Solve the differential equation: e^(2y) * (dy/dx) + tan(x) = 0, given that y = 0 when x = 0. Give your answer in the form y = f(x).
This is a question taken from a core 4 paper and is a typical example of a differential equation question.
The first thing to notice about this equation is that it is "separable", meaning we can rearrange it to get
e^(2y) dy = - tan(x) dx
Now we can solve this by integrating both sides. We know how to integrate the left hand side, and we get (1/2)e^(2y), but how can we integrate -tan(x)?
To see how we can do this, we write
-tan(x) = -sin(x) / cos(x)
Then, we realise that the numerator is the derivative of the denominator, and so integrating -tan(x) gives ln(|cos(x)|) + C, where C is the constant of integration.
So, we now have that
(1/2)e^(2y) = ln(|cos(x)|) + C
Now we apply the condition that y(x=0) = 0, giving
1/2 = C
Subbing this in, we have
(1/2)e^(2y) = ln(|cos(x)|) + 1/2
Therefore
e^(2y) = 2ln(|cos(x)|) + 1
The question asked for the answer to be written in the form y = f(x), and so we need to get the y out of the exponent, which we can do by taking ln of both sides to give
2y = ln( 1 + 2ln(|cos(x)|) )
And so the final answer is
y = (1/2) ln( 1 + 2ln(|cos(x)|) )

__Task directions__.
In the worked solution above, what value does the constant of integration C take after the condition y = 0 at x = 0 is applied?

__Available data__.
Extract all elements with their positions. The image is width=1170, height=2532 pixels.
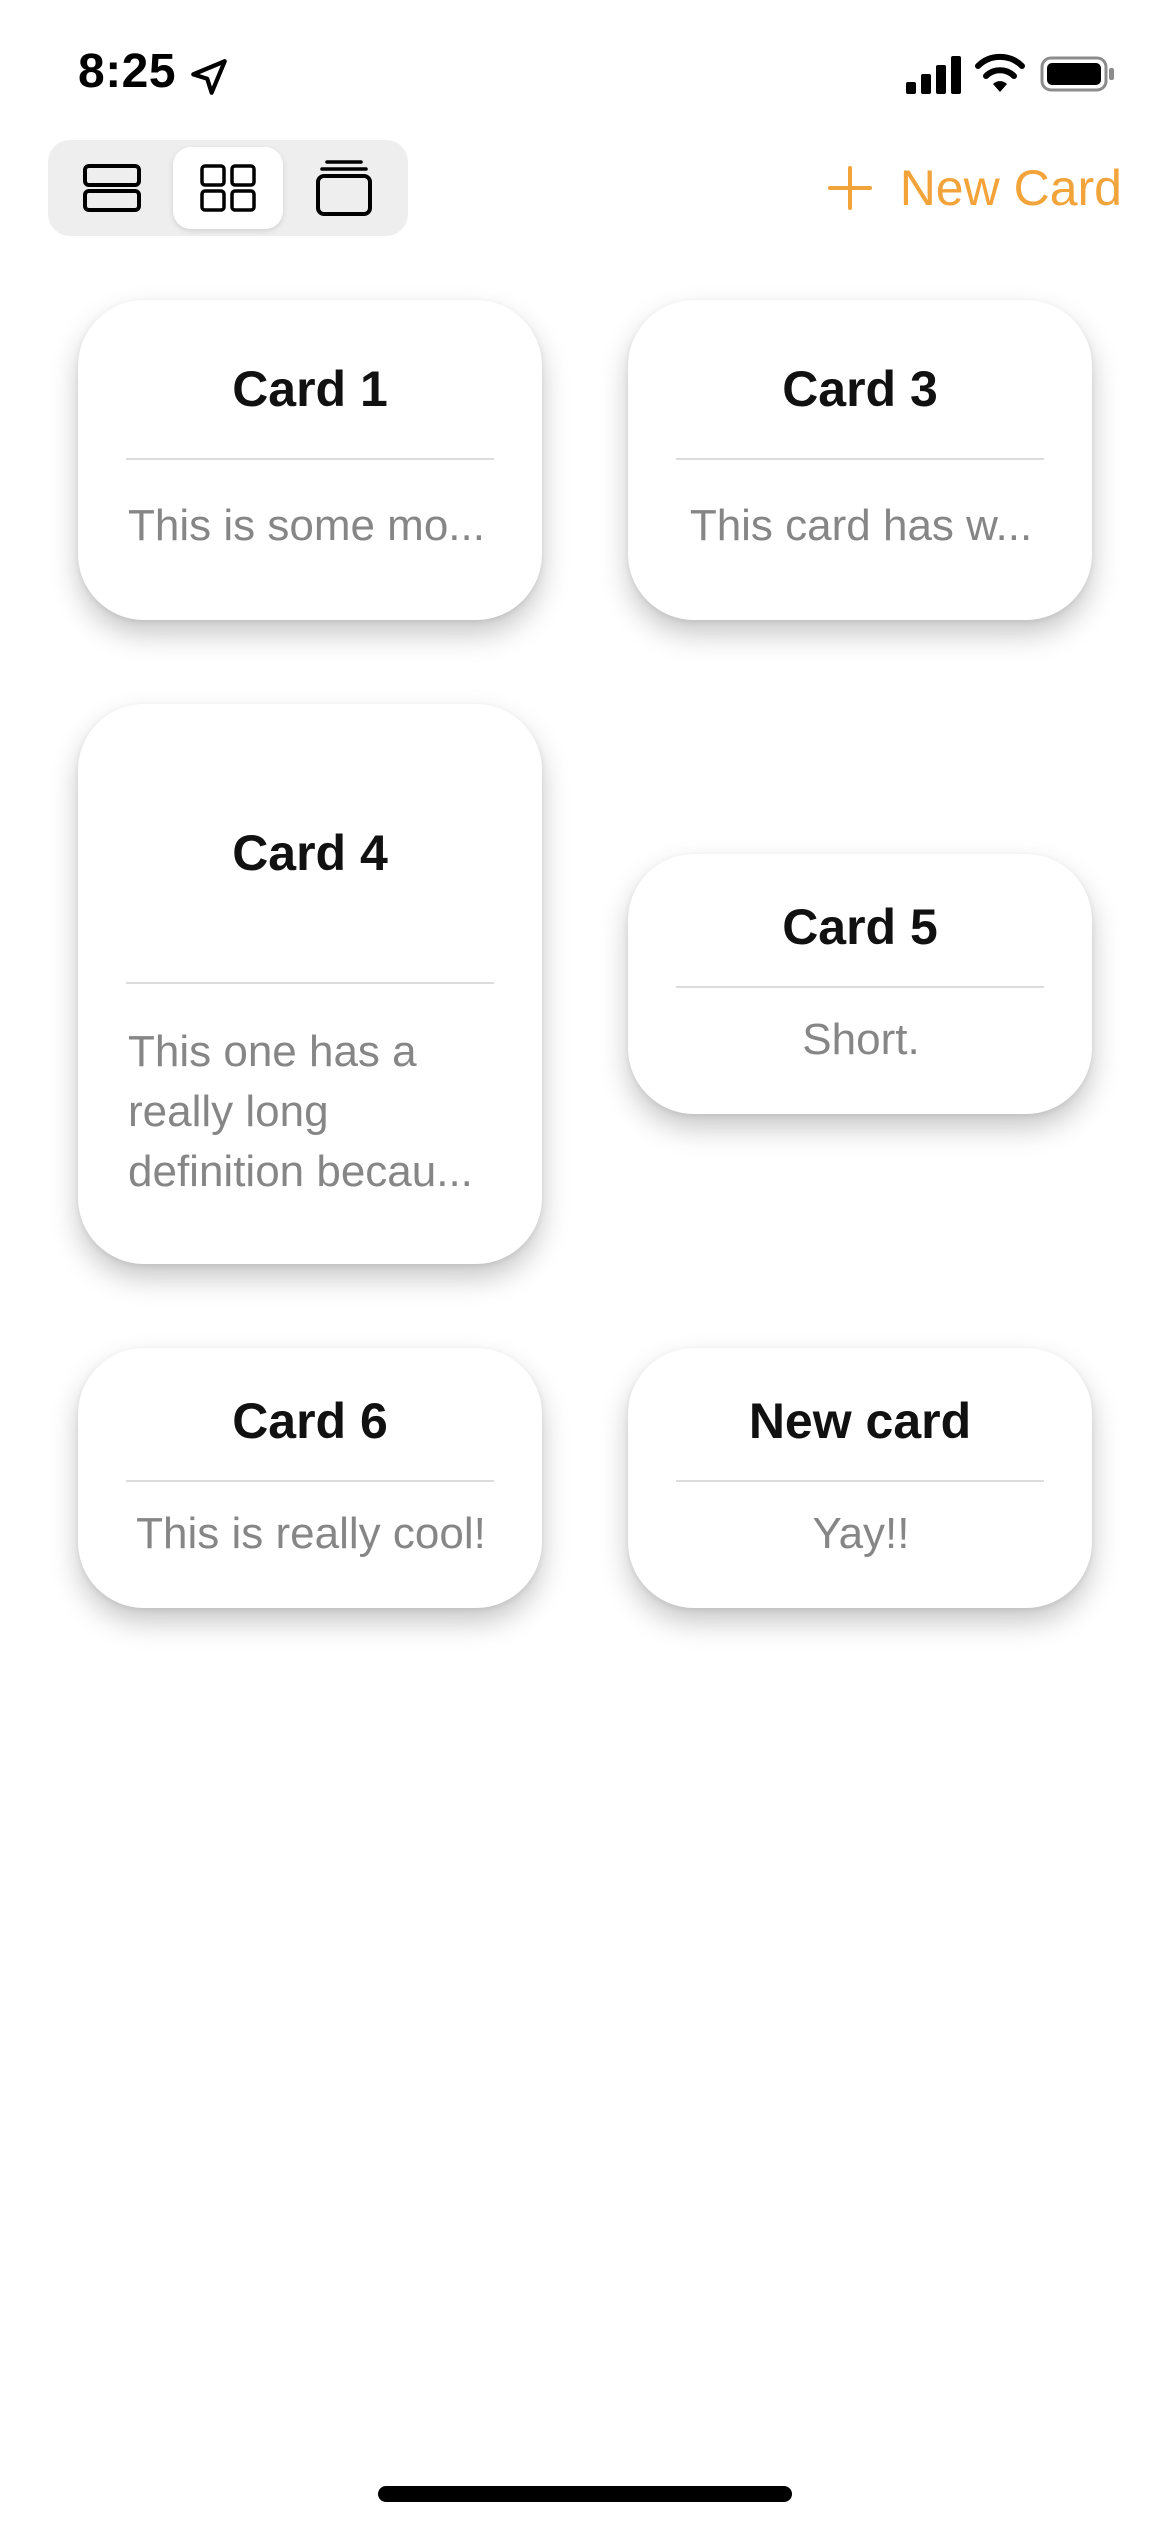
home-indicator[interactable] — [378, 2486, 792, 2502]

__Solution to this problem__.
C = 1/2